> Stated task:
Below are records to repeat exactly. Omit the pictures from the copy.

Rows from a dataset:
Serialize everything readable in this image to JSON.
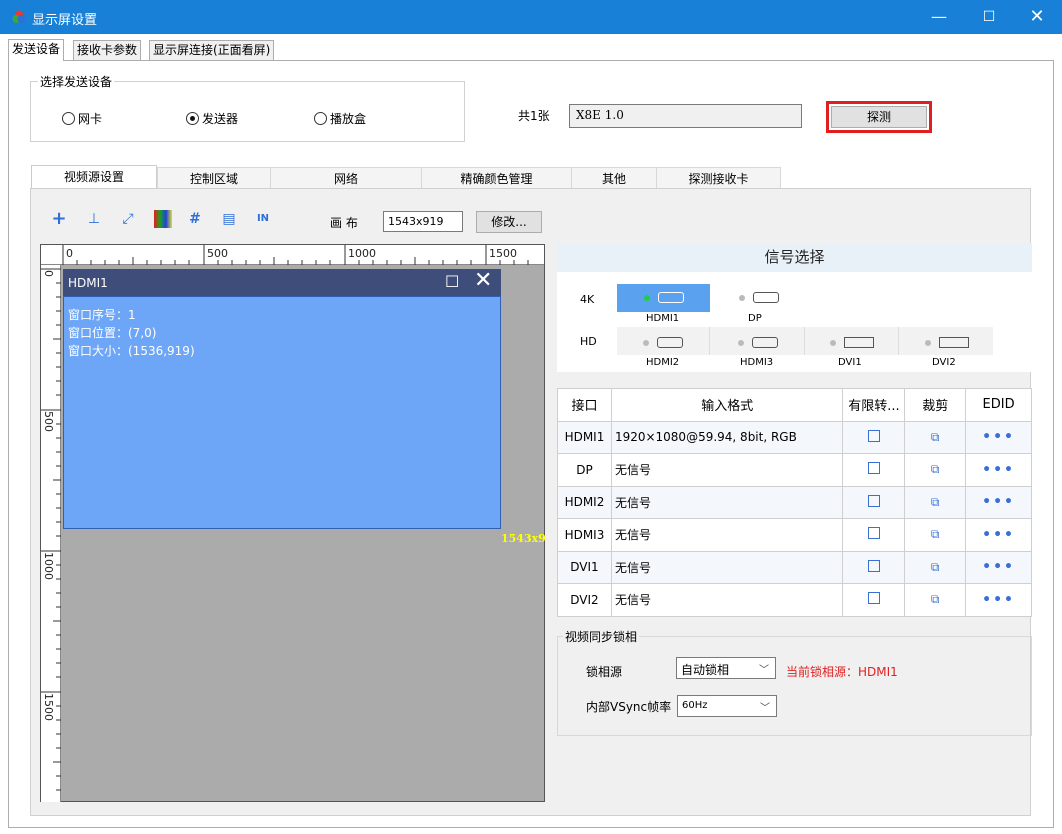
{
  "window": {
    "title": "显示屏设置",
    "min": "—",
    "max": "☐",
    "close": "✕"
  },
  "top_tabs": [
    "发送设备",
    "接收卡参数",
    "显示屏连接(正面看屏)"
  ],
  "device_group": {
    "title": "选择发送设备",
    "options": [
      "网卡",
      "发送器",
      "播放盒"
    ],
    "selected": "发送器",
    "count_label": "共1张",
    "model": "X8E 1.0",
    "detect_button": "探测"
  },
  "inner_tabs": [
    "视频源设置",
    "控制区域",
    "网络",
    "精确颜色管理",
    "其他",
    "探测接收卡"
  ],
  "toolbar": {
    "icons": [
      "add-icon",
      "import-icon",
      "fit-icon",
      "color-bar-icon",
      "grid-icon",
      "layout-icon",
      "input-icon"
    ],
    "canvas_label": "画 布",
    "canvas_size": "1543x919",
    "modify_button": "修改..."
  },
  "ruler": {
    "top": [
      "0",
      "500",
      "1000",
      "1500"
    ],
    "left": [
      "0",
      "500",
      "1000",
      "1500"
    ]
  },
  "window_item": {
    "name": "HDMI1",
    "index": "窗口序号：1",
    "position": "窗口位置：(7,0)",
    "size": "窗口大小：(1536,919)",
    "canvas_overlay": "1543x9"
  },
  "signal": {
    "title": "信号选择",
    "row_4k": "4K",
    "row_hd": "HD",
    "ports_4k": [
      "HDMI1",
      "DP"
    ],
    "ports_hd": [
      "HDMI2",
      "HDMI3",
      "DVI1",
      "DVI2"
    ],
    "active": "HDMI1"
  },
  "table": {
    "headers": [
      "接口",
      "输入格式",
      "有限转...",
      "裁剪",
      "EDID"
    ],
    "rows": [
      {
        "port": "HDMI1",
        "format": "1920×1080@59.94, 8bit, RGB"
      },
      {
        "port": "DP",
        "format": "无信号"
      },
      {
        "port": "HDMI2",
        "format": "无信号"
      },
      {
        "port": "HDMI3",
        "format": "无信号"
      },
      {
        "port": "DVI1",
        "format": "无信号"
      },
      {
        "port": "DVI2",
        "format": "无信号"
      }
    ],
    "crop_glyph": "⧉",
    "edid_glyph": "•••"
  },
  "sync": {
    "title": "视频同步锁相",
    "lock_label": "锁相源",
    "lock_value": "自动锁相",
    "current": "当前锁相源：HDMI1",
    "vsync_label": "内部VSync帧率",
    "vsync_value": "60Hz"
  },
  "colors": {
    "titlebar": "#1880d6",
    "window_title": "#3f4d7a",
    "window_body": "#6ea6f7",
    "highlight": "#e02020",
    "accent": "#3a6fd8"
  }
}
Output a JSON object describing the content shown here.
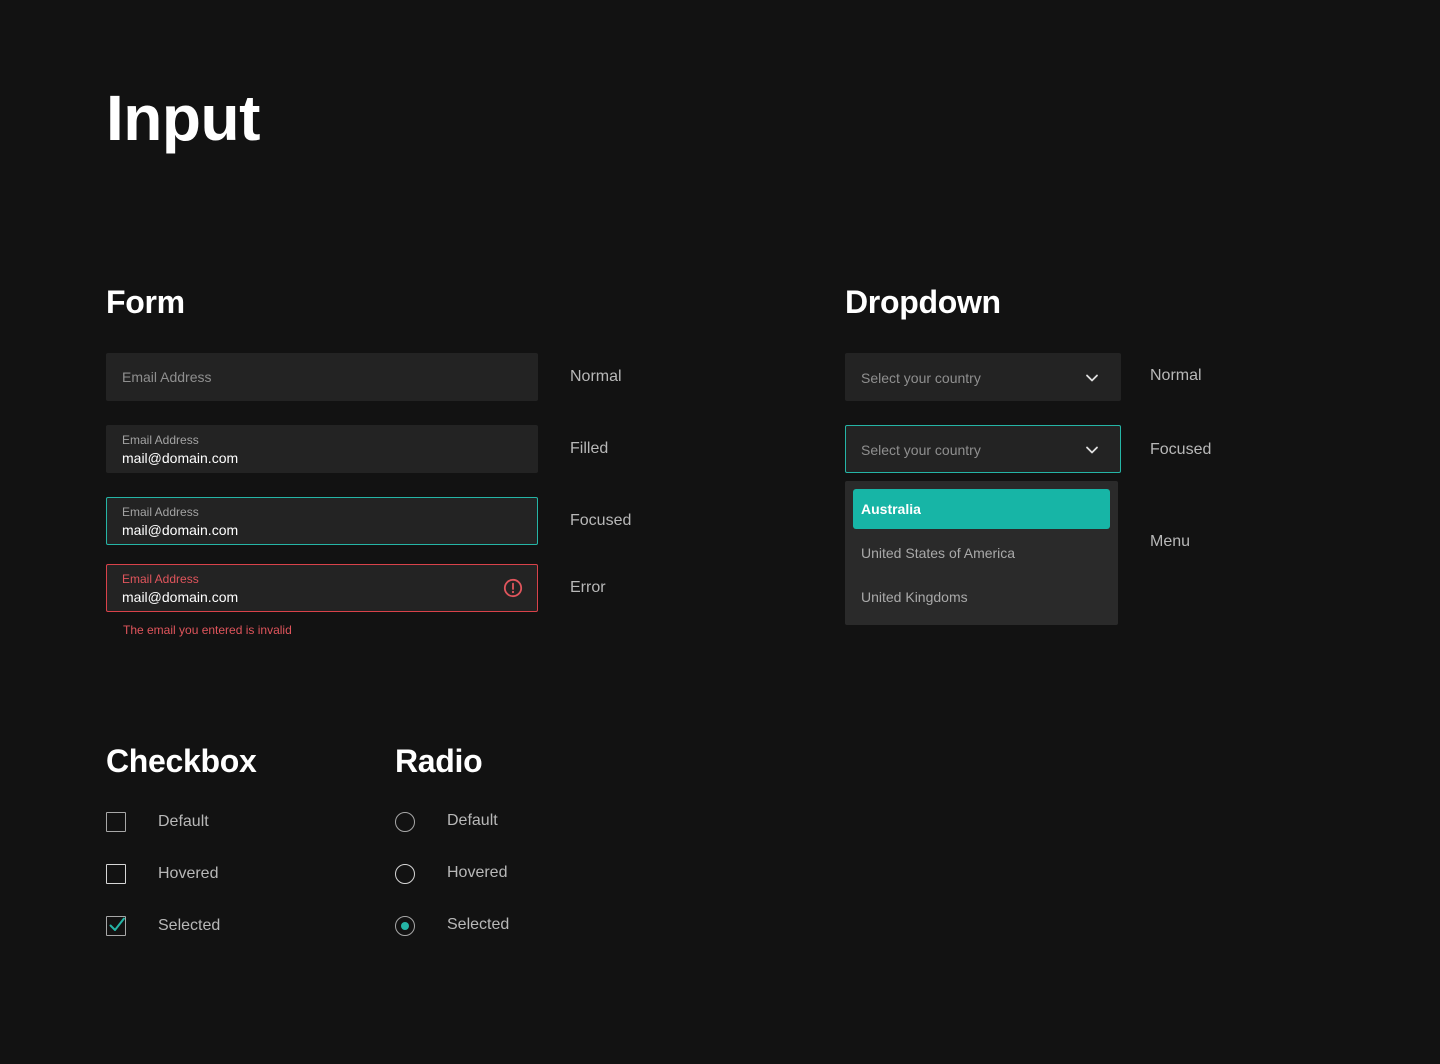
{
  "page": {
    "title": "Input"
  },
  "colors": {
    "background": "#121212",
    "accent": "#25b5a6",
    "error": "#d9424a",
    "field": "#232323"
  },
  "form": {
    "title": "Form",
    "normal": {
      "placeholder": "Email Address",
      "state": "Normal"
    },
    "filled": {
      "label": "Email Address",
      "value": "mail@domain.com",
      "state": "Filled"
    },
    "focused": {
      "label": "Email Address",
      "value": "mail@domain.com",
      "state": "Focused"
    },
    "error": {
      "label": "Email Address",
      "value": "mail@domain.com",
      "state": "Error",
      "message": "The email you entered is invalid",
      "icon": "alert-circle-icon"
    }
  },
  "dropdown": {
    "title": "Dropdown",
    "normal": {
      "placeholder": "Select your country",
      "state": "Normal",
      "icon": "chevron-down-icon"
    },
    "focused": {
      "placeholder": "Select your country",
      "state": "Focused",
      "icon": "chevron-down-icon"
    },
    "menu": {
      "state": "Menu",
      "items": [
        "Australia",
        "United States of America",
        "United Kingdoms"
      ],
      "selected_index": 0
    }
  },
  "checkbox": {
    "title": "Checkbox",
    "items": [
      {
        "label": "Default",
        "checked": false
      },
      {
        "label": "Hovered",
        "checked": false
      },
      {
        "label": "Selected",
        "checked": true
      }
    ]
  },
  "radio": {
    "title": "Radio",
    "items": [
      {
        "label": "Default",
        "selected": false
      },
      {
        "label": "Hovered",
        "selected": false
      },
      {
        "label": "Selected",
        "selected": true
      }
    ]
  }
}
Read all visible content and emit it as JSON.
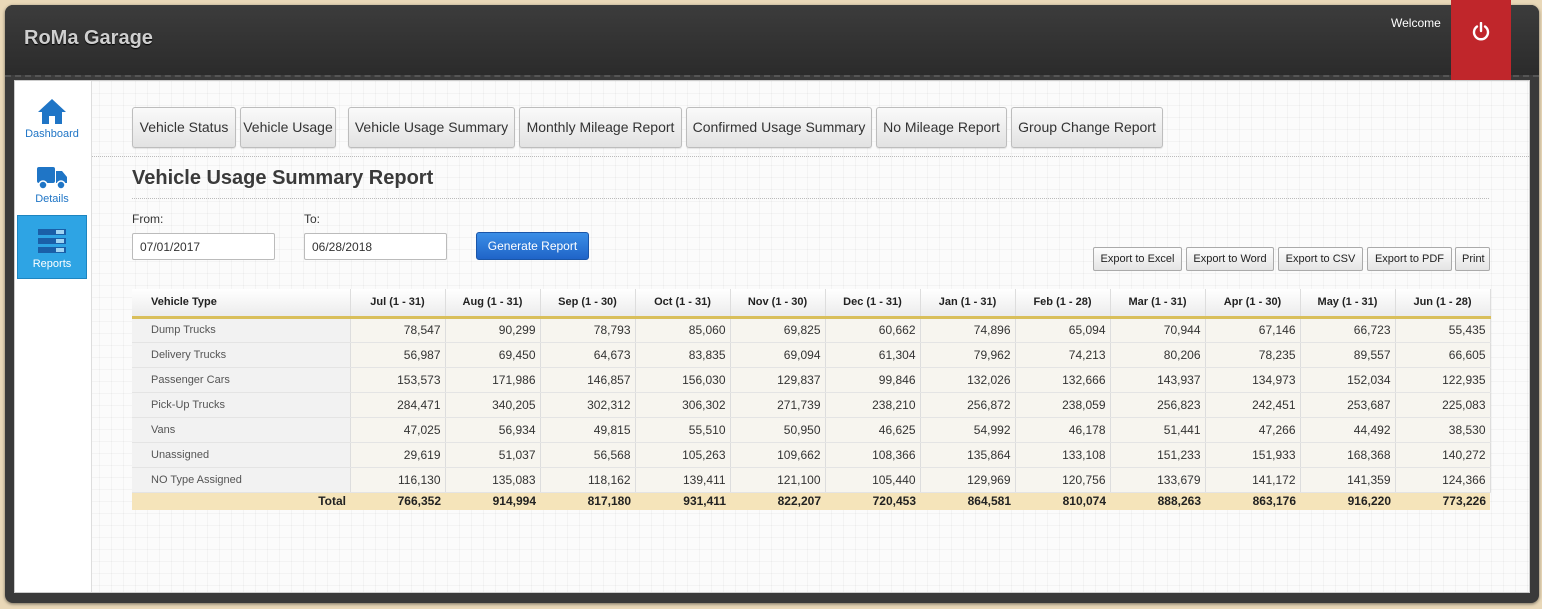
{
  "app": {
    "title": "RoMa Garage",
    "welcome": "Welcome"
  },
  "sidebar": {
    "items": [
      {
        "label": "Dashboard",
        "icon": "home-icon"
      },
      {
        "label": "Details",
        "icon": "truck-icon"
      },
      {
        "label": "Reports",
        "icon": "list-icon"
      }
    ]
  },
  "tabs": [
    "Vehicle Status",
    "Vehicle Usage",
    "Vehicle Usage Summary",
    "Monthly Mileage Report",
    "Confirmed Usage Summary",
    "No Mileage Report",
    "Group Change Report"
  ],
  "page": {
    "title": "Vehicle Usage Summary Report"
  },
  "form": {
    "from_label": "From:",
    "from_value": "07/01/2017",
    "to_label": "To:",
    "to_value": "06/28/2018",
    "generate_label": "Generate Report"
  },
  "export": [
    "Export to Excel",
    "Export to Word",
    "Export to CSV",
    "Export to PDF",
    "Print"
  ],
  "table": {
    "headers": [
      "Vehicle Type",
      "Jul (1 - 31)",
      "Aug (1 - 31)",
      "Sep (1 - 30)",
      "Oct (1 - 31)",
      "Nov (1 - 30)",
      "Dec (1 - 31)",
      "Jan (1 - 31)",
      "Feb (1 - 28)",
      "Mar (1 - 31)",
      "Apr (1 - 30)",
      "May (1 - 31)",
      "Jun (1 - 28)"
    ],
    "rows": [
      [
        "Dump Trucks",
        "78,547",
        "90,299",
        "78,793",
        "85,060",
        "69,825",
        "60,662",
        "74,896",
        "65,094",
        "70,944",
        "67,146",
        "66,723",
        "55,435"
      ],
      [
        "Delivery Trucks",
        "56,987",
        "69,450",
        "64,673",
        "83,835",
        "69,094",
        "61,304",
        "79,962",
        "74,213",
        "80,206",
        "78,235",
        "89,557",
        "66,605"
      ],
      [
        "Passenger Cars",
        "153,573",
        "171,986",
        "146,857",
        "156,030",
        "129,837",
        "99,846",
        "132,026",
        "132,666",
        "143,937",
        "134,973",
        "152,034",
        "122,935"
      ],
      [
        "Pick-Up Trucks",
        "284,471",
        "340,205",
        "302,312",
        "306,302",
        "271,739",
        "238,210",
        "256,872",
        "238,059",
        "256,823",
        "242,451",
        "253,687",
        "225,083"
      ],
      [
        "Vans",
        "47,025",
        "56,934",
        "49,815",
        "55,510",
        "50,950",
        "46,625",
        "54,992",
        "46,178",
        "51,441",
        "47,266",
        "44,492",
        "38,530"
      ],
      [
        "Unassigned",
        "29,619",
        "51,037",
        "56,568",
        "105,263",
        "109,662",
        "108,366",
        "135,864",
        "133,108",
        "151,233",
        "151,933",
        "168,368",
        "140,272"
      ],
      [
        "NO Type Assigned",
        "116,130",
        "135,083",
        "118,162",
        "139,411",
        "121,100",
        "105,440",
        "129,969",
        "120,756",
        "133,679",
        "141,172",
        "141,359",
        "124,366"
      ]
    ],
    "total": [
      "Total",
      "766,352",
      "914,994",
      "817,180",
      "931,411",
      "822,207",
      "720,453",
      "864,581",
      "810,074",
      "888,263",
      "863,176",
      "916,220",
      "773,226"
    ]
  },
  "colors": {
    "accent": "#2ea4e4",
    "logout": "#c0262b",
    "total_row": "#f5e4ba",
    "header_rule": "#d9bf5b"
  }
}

> Reply to the exercise:
Serialize everything readable in this image to JSON.
{
  "window": {
    "title": "显示屏设置",
    "min": "—",
    "max": "☐",
    "close": "✕"
  },
  "top_tabs": [
    "发送设备",
    "接收卡参数",
    "显示屏连接(正面看屏)"
  ],
  "device_group": {
    "title": "选择发送设备",
    "options": [
      "网卡",
      "发送器",
      "播放盒"
    ],
    "selected": "发送器",
    "count_label": "共1张",
    "model": "X8E 1.0",
    "detect_button": "探测"
  },
  "inner_tabs": [
    "视频源设置",
    "控制区域",
    "网络",
    "精确颜色管理",
    "其他",
    "探测接收卡"
  ],
  "toolbar": {
    "icons": [
      "add-icon",
      "import-icon",
      "fit-icon",
      "color-bar-icon",
      "grid-icon",
      "layout-icon",
      "input-icon"
    ],
    "canvas_label": "画 布",
    "canvas_size": "1543x919",
    "modify_button": "修改..."
  },
  "ruler": {
    "top": [
      "0",
      "500",
      "1000",
      "1500"
    ],
    "left": [
      "0",
      "500",
      "1000",
      "1500"
    ]
  },
  "window_item": {
    "name": "HDMI1",
    "index": "窗口序号：1",
    "position": "窗口位置：(7,0)",
    "size": "窗口大小：(1536,919)",
    "canvas_overlay": "1543x9"
  },
  "signal": {
    "title": "信号选择",
    "row_4k": "4K",
    "row_hd": "HD",
    "ports_4k": [
      "HDMI1",
      "DP"
    ],
    "ports_hd": [
      "HDMI2",
      "HDMI3",
      "DVI1",
      "DVI2"
    ],
    "active": "HDMI1"
  },
  "table": {
    "headers": [
      "接口",
      "输入格式",
      "有限转...",
      "裁剪",
      "EDID"
    ],
    "rows": [
      {
        "port": "HDMI1",
        "format": "1920×1080@59.94, 8bit, RGB"
      },
      {
        "port": "DP",
        "format": "无信号"
      },
      {
        "port": "HDMI2",
        "format": "无信号"
      },
      {
        "port": "HDMI3",
        "format": "无信号"
      },
      {
        "port": "DVI1",
        "format": "无信号"
      },
      {
        "port": "DVI2",
        "format": "无信号"
      }
    ],
    "crop_glyph": "⧉",
    "edid_glyph": "•••"
  },
  "sync": {
    "title": "视频同步锁相",
    "lock_label": "锁相源",
    "lock_value": "自动锁相",
    "current": "当前锁相源：HDMI1",
    "vsync_label": "内部VSync帧率",
    "vsync_value": "60Hz"
  },
  "colors": {
    "titlebar": "#1880d6",
    "window_title": "#3f4d7a",
    "window_body": "#6ea6f7",
    "highlight": "#e02020",
    "accent": "#3a6fd8"
  }
}
Output a JSON object describing the content shown here.
{
  "page": {
    "title": "Input"
  },
  "colors": {
    "background": "#121212",
    "accent": "#25b5a6",
    "error": "#d9424a",
    "field": "#232323"
  },
  "form": {
    "title": "Form",
    "normal": {
      "placeholder": "Email Address",
      "state": "Normal"
    },
    "filled": {
      "label": "Email Address",
      "value": "mail@domain.com",
      "state": "Filled"
    },
    "focused": {
      "label": "Email Address",
      "value": "mail@domain.com",
      "state": "Focused"
    },
    "error": {
      "label": "Email Address",
      "value": "mail@domain.com",
      "state": "Error",
      "message": "The email you entered is invalid",
      "icon": "alert-circle-icon"
    }
  },
  "dropdown": {
    "title": "Dropdown",
    "normal": {
      "placeholder": "Select your country",
      "state": "Normal",
      "icon": "chevron-down-icon"
    },
    "focused": {
      "placeholder": "Select your country",
      "state": "Focused",
      "icon": "chevron-down-icon"
    },
    "menu": {
      "state": "Menu",
      "items": [
        "Australia",
        "United States of America",
        "United Kingdoms"
      ],
      "selected_index": 0
    }
  },
  "checkbox": {
    "title": "Checkbox",
    "items": [
      {
        "label": "Default",
        "checked": false
      },
      {
        "label": "Hovered",
        "checked": false
      },
      {
        "label": "Selected",
        "checked": true
      }
    ]
  },
  "radio": {
    "title": "Radio",
    "items": [
      {
        "label": "Default",
        "selected": false
      },
      {
        "label": "Hovered",
        "selected": false
      },
      {
        "label": "Selected",
        "selected": true
      }
    ]
  }
}
Read all visible content and emit it as JSON.
{
  "app": {
    "title": "RoMa Garage",
    "welcome": "Welcome"
  },
  "sidebar": {
    "items": [
      {
        "label": "Dashboard",
        "icon": "home-icon"
      },
      {
        "label": "Details",
        "icon": "truck-icon"
      },
      {
        "label": "Reports",
        "icon": "list-icon"
      }
    ]
  },
  "tabs": [
    "Vehicle Status",
    "Vehicle Usage",
    "Vehicle Usage Summary",
    "Monthly Mileage Report",
    "Confirmed Usage Summary",
    "No Mileage Report",
    "Group Change Report"
  ],
  "page": {
    "title": "Vehicle Usage Summary Report"
  },
  "form": {
    "from_label": "From:",
    "from_value": "07/01/2017",
    "to_label": "To:",
    "to_value": "06/28/2018",
    "generate_label": "Generate Report"
  },
  "export": [
    "Export to Excel",
    "Export to Word",
    "Export to CSV",
    "Export to PDF",
    "Print"
  ],
  "table": {
    "headers": [
      "Vehicle Type",
      "Jul (1 - 31)",
      "Aug (1 - 31)",
      "Sep (1 - 30)",
      "Oct (1 - 31)",
      "Nov (1 - 30)",
      "Dec (1 - 31)",
      "Jan (1 - 31)",
      "Feb (1 - 28)",
      "Mar (1 - 31)",
      "Apr (1 - 30)",
      "May (1 - 31)",
      "Jun (1 - 28)"
    ],
    "rows": [
      [
        "Dump Trucks",
        "78,547",
        "90,299",
        "78,793",
        "85,060",
        "69,825",
        "60,662",
        "74,896",
        "65,094",
        "70,944",
        "67,146",
        "66,723",
        "55,435"
      ],
      [
        "Delivery Trucks",
        "56,987",
        "69,450",
        "64,673",
        "83,835",
        "69,094",
        "61,304",
        "79,962",
        "74,213",
        "80,206",
        "78,235",
        "89,557",
        "66,605"
      ],
      [
        "Passenger Cars",
        "153,573",
        "171,986",
        "146,857",
        "156,030",
        "129,837",
        "99,846",
        "132,026",
        "132,666",
        "143,937",
        "134,973",
        "152,034",
        "122,935"
      ],
      [
        "Pick-Up Trucks",
        "284,471",
        "340,205",
        "302,312",
        "306,302",
        "271,739",
        "238,210",
        "256,872",
        "238,059",
        "256,823",
        "242,451",
        "253,687",
        "225,083"
      ],
      [
        "Vans",
        "47,025",
        "56,934",
        "49,815",
        "55,510",
        "50,950",
        "46,625",
        "54,992",
        "46,178",
        "51,441",
        "47,266",
        "44,492",
        "38,530"
      ],
      [
        "Unassigned",
        "29,619",
        "51,037",
        "56,568",
        "105,263",
        "109,662",
        "108,366",
        "135,864",
        "133,108",
        "151,233",
        "151,933",
        "168,368",
        "140,272"
      ],
      [
        "NO Type Assigned",
        "116,130",
        "135,083",
        "118,162",
        "139,411",
        "121,100",
        "105,440",
        "129,969",
        "120,756",
        "133,679",
        "141,172",
        "141,359",
        "124,366"
      ]
    ],
    "total": [
      "Total",
      "766,352",
      "914,994",
      "817,180",
      "931,411",
      "822,207",
      "720,453",
      "864,581",
      "810,074",
      "888,263",
      "863,176",
      "916,220",
      "773,226"
    ]
  },
  "colors": {
    "accent": "#2ea4e4",
    "logout": "#c0262b",
    "total_row": "#f5e4ba",
    "header_rule": "#d9bf5b"
  }
}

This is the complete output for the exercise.